** EXERCISE REQUIREMENTS **
Copy out the lines that include the word "xlabel".

** EXERCISE DATA **

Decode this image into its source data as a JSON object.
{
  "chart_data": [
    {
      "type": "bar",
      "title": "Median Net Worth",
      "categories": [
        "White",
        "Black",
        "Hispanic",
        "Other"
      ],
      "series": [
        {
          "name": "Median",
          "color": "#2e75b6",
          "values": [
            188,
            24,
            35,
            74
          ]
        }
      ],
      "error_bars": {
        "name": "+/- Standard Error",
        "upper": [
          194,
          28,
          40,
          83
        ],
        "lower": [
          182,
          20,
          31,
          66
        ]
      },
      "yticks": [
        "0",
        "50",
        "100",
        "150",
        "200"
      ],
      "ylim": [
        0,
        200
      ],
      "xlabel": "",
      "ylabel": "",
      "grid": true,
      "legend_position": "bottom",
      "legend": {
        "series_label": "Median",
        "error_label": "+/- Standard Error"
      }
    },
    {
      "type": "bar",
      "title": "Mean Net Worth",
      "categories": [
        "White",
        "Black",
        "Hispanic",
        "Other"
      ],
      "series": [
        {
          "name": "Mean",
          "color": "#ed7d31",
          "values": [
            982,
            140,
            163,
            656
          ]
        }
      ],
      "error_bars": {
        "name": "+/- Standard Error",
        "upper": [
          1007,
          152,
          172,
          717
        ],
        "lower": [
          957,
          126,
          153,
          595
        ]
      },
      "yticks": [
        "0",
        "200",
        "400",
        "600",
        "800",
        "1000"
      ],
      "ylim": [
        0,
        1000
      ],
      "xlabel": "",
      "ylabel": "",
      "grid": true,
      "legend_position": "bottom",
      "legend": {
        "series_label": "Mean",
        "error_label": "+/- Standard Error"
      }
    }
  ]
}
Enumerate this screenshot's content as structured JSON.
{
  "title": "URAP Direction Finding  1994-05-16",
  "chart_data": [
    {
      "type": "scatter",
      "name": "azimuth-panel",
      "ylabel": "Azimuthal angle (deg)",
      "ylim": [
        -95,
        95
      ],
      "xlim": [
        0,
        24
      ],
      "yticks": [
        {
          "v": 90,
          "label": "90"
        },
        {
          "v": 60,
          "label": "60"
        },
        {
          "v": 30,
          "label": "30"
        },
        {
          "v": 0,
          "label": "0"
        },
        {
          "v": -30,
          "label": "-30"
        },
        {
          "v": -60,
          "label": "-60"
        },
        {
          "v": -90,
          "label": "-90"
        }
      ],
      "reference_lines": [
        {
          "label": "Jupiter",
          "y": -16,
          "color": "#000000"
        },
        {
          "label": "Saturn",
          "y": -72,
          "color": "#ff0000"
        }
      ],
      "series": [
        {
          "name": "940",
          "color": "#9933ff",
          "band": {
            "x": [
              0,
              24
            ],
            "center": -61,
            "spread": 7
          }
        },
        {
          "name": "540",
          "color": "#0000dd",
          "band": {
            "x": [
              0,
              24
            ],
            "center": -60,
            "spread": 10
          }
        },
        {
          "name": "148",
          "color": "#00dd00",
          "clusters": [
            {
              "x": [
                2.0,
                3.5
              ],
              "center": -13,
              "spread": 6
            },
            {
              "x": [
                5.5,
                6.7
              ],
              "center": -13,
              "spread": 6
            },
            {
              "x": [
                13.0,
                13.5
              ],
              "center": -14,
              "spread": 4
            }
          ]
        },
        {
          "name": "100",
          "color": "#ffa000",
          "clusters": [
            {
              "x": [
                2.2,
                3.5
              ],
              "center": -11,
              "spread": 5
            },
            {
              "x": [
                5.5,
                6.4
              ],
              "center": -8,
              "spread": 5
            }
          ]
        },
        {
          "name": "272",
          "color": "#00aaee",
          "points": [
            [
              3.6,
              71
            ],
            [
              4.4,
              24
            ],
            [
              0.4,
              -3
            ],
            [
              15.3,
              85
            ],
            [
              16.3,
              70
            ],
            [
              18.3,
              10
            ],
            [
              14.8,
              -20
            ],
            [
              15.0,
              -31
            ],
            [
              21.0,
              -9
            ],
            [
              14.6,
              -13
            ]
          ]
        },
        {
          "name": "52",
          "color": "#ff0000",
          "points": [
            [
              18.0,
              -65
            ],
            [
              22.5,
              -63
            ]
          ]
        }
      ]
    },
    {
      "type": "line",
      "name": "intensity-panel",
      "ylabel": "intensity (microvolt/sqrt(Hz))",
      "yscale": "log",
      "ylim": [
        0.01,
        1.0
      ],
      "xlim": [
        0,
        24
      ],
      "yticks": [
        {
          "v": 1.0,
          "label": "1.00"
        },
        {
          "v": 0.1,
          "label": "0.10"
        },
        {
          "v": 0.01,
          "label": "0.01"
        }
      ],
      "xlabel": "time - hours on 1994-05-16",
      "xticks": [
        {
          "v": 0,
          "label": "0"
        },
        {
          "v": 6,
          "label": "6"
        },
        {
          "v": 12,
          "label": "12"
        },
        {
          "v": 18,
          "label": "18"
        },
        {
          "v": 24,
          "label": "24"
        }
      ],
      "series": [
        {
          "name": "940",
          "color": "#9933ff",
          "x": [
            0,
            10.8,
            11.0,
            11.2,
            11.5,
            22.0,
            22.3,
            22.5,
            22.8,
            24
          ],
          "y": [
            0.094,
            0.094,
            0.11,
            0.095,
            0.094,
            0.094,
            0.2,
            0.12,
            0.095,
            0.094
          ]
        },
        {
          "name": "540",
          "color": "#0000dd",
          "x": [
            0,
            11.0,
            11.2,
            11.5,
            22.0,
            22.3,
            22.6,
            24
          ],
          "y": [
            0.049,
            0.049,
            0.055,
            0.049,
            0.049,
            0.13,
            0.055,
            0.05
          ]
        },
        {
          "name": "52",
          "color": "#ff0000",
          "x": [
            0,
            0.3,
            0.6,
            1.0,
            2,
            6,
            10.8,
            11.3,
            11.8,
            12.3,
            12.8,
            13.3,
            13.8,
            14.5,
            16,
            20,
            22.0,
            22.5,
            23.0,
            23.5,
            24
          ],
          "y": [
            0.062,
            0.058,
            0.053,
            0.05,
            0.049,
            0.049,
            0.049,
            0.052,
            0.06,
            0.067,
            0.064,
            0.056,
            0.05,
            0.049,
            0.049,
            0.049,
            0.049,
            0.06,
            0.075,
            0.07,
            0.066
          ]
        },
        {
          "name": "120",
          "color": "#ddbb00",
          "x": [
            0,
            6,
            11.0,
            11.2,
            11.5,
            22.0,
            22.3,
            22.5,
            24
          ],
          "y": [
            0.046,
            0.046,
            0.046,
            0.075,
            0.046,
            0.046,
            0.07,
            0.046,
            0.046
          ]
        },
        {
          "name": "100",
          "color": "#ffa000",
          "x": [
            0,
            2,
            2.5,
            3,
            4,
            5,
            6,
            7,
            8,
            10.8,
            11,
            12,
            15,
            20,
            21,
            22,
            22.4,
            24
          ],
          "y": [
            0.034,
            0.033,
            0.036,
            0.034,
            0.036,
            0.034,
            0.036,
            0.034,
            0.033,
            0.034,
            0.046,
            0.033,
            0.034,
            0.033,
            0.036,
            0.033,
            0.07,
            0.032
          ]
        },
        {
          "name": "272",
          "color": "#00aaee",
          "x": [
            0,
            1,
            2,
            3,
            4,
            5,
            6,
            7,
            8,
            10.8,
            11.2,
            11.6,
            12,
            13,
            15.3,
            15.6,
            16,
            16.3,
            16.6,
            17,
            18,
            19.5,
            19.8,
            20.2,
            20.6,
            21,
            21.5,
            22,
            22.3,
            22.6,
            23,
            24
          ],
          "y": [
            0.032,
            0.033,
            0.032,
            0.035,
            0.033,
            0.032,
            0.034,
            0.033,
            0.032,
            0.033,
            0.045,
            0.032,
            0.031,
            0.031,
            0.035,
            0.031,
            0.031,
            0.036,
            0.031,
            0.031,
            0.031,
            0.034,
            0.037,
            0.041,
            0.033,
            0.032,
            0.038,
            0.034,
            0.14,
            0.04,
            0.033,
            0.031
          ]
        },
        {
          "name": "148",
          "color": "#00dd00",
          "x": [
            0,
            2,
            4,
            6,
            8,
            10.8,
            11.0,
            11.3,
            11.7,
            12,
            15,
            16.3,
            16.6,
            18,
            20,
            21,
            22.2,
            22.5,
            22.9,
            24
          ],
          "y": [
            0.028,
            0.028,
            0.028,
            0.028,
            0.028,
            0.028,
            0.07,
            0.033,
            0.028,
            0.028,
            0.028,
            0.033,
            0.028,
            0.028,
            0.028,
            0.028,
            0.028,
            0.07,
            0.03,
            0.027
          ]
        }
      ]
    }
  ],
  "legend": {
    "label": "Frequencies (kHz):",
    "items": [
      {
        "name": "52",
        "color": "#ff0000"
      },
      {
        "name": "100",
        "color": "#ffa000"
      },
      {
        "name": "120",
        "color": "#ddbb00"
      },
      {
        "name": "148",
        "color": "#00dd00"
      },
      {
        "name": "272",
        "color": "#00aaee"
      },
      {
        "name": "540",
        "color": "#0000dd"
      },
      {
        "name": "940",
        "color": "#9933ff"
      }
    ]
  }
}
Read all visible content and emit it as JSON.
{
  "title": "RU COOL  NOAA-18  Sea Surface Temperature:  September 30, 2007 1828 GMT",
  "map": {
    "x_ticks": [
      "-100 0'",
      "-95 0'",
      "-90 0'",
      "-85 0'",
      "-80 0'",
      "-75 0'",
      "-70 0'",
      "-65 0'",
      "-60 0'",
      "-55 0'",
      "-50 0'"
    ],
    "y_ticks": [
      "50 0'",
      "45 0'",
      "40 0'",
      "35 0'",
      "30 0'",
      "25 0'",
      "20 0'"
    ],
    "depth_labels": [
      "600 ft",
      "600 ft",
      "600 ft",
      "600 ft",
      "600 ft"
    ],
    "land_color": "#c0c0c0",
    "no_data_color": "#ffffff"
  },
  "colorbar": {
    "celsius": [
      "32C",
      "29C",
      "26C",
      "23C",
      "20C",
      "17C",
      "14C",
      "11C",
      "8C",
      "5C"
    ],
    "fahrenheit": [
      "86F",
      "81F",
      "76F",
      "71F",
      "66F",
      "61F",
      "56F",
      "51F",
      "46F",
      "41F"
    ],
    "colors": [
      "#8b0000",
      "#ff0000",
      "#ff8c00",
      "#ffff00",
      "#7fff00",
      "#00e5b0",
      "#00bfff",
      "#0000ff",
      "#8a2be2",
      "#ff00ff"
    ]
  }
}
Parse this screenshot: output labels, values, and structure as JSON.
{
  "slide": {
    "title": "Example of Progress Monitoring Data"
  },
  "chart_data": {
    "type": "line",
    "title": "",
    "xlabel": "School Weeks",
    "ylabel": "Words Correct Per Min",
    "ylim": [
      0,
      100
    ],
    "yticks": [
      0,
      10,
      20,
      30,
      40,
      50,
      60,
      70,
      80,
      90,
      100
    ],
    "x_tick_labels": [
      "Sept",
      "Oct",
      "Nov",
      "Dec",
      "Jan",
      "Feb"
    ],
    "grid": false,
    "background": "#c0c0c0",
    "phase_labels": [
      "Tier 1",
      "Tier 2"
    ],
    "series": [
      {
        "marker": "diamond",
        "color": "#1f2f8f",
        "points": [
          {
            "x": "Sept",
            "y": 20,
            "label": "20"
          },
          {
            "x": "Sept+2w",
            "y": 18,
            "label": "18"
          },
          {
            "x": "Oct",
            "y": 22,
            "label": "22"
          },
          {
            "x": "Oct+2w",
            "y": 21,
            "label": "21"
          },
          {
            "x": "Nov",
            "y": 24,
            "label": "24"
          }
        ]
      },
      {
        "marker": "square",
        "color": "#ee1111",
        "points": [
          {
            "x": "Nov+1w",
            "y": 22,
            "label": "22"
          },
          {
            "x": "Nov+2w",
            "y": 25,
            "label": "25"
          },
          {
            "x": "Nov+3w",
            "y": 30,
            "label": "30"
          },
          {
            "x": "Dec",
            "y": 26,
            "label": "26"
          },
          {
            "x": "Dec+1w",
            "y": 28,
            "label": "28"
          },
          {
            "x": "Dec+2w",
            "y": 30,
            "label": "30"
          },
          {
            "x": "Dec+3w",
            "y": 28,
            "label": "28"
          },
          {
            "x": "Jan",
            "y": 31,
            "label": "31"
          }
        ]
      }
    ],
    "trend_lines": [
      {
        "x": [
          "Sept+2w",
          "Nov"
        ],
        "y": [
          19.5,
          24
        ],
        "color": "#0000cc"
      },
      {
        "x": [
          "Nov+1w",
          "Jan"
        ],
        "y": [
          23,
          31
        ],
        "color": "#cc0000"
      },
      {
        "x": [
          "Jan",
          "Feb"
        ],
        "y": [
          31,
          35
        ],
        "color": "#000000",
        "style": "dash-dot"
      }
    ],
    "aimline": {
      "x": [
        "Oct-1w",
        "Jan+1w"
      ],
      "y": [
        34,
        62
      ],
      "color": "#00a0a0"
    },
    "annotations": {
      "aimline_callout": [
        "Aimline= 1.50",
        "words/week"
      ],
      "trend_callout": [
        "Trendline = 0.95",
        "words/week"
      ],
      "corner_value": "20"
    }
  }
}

** SOLVED PROBLEM **
      "xlabel": "",
      "xlabel": "",
      "xlabel": "time - hours on 1994-05-16",
    "xlabel": "School Weeks",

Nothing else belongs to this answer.